*Stated exercise*
Count lines, not occurrences: report how many lines in the records hold the string "dicembre", and nothing else.

*Information provided*

##############################

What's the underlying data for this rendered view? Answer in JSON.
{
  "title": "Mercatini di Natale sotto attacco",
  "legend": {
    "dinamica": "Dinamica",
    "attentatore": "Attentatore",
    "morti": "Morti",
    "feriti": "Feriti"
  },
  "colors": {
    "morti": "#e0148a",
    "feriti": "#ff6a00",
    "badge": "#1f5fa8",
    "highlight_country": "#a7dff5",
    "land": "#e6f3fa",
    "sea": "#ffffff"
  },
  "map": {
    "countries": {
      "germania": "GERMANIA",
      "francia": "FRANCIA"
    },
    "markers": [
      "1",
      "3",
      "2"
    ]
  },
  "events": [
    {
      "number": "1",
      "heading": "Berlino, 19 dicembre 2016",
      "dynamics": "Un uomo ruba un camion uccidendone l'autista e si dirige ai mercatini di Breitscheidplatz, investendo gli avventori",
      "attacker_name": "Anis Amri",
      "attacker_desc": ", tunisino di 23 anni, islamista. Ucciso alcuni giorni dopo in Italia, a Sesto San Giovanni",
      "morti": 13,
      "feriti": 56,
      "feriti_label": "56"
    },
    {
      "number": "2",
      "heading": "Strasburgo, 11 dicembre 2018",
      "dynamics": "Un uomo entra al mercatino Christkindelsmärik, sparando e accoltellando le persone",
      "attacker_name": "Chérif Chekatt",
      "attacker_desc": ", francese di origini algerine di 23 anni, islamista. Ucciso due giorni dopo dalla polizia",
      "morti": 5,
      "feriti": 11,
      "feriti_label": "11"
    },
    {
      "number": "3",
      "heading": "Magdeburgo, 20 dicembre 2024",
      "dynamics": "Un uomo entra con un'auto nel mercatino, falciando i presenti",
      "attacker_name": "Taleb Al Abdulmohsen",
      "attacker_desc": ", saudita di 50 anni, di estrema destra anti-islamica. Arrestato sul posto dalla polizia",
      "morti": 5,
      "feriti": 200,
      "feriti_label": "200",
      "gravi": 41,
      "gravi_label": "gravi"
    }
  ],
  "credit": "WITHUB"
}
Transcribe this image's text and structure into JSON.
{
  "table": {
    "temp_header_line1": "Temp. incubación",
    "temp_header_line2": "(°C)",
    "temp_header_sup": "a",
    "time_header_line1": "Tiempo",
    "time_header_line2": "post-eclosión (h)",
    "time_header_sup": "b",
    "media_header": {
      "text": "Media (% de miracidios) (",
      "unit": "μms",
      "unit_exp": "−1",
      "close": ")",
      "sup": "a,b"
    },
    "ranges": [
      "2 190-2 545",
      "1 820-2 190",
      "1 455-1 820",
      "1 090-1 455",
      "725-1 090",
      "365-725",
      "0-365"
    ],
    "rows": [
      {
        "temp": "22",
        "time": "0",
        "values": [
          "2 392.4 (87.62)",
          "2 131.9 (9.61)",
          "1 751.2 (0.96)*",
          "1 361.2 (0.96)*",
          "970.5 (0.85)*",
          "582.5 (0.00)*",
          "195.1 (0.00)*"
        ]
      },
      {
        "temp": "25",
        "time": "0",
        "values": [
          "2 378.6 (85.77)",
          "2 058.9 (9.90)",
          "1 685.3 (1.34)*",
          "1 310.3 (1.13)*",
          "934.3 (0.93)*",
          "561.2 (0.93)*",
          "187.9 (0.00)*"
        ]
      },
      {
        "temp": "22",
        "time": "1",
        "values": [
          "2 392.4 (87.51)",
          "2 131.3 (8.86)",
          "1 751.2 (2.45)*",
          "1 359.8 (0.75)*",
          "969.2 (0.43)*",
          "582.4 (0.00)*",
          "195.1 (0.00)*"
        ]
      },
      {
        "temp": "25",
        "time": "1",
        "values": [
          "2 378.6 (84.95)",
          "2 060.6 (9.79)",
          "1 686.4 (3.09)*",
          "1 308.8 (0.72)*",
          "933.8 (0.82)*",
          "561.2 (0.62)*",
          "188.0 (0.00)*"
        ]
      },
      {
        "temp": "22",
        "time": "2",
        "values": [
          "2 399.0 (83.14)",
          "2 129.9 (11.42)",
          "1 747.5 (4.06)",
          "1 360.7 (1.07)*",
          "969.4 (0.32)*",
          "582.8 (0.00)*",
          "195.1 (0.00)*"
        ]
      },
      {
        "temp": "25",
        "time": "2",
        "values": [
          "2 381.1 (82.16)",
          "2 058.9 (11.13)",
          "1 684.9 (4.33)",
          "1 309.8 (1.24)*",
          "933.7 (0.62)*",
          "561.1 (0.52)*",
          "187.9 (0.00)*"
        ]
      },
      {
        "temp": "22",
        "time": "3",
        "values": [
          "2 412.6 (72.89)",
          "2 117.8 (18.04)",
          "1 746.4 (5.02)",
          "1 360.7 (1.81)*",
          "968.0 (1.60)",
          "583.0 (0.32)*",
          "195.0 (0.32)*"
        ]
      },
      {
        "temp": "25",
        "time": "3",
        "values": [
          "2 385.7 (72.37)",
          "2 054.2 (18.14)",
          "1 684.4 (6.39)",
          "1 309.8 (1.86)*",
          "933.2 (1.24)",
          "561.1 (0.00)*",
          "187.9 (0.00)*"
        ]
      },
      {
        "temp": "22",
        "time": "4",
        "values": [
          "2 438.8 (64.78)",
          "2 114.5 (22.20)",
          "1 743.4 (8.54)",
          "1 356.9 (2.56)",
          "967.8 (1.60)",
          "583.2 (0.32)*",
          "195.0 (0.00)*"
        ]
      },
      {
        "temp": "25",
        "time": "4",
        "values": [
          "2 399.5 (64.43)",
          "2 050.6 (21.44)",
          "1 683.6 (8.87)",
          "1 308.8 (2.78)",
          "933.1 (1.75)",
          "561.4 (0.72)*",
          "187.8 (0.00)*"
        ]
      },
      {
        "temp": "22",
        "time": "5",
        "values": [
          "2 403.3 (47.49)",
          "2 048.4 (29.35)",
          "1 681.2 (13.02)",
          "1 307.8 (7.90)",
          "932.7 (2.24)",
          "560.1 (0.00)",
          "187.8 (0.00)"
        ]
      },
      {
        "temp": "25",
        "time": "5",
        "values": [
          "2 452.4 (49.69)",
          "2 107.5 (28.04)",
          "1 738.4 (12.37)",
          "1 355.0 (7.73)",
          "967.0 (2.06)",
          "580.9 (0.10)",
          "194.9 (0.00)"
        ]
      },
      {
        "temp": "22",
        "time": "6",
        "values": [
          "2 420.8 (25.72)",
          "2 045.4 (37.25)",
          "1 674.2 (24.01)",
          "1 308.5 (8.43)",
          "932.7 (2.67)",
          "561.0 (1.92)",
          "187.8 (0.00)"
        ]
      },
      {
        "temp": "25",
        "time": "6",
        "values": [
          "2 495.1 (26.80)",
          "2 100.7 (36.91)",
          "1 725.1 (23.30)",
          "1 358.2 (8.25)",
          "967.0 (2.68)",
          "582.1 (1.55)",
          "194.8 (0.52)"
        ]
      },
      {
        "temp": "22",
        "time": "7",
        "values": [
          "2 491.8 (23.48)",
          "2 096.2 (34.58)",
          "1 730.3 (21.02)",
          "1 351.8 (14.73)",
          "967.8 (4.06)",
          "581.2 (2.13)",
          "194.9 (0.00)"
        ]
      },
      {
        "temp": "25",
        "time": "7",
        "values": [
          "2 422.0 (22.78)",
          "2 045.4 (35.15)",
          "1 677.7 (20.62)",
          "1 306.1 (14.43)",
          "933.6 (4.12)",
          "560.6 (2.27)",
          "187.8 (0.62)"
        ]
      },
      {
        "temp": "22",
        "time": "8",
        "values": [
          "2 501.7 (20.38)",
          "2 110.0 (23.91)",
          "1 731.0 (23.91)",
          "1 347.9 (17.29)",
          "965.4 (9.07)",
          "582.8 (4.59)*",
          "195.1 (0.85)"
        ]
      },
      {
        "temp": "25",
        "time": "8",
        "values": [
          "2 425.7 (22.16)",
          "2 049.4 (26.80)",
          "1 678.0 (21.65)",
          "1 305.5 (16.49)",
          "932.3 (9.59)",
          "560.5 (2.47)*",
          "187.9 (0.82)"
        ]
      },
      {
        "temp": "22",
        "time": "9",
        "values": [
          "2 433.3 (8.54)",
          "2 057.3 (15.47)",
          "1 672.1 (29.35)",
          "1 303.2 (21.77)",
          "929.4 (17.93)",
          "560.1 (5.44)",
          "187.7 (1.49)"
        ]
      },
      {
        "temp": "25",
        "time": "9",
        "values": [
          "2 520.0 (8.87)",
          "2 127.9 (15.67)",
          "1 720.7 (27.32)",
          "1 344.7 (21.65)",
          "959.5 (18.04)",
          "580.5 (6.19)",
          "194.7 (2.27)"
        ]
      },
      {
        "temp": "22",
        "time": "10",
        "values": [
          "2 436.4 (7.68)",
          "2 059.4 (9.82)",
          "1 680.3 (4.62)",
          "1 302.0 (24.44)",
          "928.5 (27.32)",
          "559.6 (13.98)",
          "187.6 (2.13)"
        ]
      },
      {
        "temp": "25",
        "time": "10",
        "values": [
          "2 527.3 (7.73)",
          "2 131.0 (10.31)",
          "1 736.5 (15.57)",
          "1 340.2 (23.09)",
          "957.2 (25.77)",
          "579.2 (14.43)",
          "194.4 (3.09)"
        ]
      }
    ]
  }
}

##############################

*The completed task*
3